A nurse whose heart condition remained undetected for years has raised more than £5,000 for our life-saving research.
Vicky Burton was diagnosed with a faulty mitral valve. She was told that this had developed before she was born, but it was only discovered 21 years later.
Vicky Burton, who works as a deputy sister at Lincoln County Hospital, was suffering heart palpitations and shortness of breath around 10 years ago at the age of 21.
She spoke to a colleague who carried out an electrocardiogram (ECG) test, which detected an abnormal heart rhythm. Doctors then carried out an echocardiogram, an ultrasound test that builds up a detailed picture of the heart, which discovered that Vicky had a faulty mitral valve.
The mitral valve lets blood flow from one chamber of the heart to another and Vicky was told that her valve wasn’t closing properly, causing it to leak.

+ + + + + + +

*Questions to answer*:
A. In the text about Vicky Burton, what made her mitral valve leak? Answer in one to three sentences.
B. According to the text about Vicky Burton, what job does she do?
C. Say whether each statement agrees with the text about Vicky Burton, and quote the deciding words. (i) Her valve problem developed after she was born. (ii) An ECG test picked up an abnormal heart rhythm. (iii) She raised less than £1,000 for research.

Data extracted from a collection
+ + + + + + +

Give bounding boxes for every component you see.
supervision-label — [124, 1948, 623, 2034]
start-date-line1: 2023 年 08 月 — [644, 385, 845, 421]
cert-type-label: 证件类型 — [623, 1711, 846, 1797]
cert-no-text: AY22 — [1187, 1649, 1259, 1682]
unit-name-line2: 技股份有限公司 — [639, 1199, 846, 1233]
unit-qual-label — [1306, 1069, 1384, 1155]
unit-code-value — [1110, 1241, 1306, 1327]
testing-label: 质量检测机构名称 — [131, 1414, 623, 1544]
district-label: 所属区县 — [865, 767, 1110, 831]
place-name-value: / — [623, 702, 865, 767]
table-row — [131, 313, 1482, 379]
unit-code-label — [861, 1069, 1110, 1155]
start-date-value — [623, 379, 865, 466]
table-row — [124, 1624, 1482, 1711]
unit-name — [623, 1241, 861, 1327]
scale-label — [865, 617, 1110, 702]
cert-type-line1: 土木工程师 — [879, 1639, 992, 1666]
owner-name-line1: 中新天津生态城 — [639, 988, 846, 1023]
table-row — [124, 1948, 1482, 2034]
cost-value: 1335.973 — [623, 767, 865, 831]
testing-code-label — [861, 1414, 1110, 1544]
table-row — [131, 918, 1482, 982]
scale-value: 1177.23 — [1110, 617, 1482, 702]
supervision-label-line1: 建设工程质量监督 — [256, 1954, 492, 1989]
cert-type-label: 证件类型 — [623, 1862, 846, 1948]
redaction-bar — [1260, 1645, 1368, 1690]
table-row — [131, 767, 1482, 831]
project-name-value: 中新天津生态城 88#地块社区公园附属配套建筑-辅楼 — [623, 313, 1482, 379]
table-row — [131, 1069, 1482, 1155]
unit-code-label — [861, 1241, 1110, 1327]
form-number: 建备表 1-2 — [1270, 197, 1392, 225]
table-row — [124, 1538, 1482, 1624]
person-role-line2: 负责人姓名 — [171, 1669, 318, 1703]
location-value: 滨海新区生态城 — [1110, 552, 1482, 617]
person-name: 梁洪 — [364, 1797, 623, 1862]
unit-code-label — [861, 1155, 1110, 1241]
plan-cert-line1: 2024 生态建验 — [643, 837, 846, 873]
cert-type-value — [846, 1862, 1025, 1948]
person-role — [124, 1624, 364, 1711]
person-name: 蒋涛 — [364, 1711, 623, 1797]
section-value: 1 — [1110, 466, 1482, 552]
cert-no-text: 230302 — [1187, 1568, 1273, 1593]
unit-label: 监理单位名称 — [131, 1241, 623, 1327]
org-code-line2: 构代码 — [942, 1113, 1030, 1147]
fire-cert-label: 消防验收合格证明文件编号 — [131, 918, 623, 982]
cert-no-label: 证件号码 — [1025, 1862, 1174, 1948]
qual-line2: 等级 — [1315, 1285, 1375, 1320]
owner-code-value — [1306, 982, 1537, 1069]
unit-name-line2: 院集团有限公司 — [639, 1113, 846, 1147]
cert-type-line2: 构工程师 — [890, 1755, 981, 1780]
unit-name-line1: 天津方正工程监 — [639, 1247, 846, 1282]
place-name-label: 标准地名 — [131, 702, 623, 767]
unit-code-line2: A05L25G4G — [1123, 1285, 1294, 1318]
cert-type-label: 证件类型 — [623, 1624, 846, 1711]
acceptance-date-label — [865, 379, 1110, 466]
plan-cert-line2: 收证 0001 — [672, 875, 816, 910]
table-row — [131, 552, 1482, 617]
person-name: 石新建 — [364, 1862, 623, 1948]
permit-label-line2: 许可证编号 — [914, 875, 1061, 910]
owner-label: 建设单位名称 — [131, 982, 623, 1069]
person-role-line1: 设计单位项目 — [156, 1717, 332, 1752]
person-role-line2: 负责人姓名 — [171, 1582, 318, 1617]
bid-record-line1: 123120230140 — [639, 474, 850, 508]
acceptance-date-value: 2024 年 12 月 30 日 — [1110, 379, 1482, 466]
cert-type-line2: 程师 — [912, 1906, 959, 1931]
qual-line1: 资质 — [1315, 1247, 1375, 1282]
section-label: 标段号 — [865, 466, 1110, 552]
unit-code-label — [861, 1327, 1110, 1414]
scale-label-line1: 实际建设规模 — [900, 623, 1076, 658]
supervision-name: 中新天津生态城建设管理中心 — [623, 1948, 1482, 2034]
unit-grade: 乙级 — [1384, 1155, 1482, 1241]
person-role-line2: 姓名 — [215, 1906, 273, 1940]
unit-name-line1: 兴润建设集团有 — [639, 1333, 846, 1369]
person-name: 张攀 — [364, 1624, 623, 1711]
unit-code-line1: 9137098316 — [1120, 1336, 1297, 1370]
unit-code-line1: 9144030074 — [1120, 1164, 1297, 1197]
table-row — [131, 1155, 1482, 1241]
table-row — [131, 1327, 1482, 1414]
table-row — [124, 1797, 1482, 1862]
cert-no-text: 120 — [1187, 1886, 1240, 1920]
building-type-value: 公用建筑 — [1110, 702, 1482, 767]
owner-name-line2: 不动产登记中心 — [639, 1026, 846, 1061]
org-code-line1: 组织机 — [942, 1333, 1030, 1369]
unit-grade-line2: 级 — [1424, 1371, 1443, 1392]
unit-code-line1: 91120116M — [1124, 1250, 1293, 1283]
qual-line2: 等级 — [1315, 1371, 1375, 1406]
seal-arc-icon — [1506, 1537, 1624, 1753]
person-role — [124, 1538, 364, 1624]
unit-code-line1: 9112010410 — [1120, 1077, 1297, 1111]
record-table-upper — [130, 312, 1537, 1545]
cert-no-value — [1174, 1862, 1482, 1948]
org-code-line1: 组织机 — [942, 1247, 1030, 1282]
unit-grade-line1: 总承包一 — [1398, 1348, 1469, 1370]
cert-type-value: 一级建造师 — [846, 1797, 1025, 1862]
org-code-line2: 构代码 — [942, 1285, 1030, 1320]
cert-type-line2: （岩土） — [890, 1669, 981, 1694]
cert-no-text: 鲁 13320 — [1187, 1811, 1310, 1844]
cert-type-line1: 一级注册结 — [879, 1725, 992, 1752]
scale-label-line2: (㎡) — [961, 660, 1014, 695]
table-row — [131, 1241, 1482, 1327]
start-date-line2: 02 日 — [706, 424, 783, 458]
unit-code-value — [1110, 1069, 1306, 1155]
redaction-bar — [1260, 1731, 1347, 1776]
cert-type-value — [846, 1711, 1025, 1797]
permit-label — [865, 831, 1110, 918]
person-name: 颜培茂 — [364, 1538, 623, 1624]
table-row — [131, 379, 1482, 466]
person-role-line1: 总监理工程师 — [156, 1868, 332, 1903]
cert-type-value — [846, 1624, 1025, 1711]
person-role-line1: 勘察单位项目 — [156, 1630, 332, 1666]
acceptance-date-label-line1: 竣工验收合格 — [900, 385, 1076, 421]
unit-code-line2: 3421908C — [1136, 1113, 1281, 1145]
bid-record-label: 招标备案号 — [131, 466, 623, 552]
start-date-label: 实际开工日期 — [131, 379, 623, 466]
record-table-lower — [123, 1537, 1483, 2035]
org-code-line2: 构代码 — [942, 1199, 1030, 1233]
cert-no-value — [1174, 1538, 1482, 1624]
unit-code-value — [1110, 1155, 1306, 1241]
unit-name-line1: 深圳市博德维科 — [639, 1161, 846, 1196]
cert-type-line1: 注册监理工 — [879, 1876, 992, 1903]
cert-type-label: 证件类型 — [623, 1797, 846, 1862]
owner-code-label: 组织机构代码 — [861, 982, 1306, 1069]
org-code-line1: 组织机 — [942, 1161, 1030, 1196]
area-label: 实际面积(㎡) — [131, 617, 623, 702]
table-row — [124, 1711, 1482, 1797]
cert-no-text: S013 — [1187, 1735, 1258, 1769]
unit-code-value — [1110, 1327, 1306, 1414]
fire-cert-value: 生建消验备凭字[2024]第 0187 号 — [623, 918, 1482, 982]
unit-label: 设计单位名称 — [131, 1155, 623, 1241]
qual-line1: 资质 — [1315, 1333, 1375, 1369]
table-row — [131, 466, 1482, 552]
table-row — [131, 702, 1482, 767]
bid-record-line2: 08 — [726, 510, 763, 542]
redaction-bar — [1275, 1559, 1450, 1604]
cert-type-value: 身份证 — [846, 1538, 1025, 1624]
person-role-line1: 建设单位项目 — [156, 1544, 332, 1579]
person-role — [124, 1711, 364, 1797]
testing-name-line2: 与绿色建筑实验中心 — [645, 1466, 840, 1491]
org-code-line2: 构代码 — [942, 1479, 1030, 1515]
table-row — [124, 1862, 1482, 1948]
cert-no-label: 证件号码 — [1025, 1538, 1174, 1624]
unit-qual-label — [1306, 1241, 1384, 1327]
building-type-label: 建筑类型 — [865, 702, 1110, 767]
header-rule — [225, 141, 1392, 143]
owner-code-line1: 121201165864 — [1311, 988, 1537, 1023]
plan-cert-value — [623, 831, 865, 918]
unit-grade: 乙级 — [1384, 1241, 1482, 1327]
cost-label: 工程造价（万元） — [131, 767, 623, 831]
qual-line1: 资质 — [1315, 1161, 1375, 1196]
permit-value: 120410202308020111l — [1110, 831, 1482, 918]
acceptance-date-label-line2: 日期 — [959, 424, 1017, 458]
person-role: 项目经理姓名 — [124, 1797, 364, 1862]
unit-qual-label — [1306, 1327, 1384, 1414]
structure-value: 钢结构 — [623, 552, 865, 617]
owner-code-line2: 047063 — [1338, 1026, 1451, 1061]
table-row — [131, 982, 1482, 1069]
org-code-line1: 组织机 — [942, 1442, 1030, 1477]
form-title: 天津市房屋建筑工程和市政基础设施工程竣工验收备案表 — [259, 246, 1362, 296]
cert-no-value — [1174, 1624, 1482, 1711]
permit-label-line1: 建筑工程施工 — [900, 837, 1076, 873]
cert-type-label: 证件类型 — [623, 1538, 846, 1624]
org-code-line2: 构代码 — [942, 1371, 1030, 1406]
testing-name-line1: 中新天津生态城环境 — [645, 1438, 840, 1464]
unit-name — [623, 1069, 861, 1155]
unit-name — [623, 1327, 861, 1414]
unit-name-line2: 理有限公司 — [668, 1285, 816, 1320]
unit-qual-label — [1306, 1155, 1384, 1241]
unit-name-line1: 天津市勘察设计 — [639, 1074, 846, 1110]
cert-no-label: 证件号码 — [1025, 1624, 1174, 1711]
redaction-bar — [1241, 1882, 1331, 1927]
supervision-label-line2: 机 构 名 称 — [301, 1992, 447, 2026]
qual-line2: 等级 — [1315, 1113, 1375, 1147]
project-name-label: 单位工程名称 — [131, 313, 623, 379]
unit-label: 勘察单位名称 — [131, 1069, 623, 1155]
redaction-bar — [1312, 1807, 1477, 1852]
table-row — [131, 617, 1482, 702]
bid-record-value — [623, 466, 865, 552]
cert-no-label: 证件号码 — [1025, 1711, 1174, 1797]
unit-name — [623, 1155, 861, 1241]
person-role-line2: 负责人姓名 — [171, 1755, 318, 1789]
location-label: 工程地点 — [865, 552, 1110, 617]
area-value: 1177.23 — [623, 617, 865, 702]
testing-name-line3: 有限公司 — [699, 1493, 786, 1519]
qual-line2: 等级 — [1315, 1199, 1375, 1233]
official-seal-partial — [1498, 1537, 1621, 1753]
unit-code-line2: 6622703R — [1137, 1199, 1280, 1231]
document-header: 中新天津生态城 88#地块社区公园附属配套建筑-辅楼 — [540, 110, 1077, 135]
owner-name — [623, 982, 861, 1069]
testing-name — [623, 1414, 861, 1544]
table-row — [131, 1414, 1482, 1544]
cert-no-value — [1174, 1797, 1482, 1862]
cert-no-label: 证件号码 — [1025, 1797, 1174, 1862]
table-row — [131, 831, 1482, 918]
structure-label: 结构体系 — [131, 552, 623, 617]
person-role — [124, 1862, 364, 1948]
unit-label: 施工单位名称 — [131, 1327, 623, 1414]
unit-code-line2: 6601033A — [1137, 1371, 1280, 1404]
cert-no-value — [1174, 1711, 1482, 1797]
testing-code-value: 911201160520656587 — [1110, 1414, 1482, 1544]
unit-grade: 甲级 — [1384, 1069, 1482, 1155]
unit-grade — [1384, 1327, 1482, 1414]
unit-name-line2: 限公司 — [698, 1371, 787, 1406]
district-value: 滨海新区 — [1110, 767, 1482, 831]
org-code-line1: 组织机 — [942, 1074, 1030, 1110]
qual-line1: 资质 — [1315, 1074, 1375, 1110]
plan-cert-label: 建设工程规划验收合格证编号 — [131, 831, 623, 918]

+ + + + + + +

*Activity answers*:
A. Her mitral valve wasn't closing properly, and that caused it to leak.

B. She works as a deputy sister at Lincoln County Hospital.

C.
(i) No: "this had developed before she was born"
(ii) Yes: "an electrocardiogram (ECG) test, which detected an abnormal heart rhythm"
(iii) No: "has raised more than £5,000 for our life-saving research"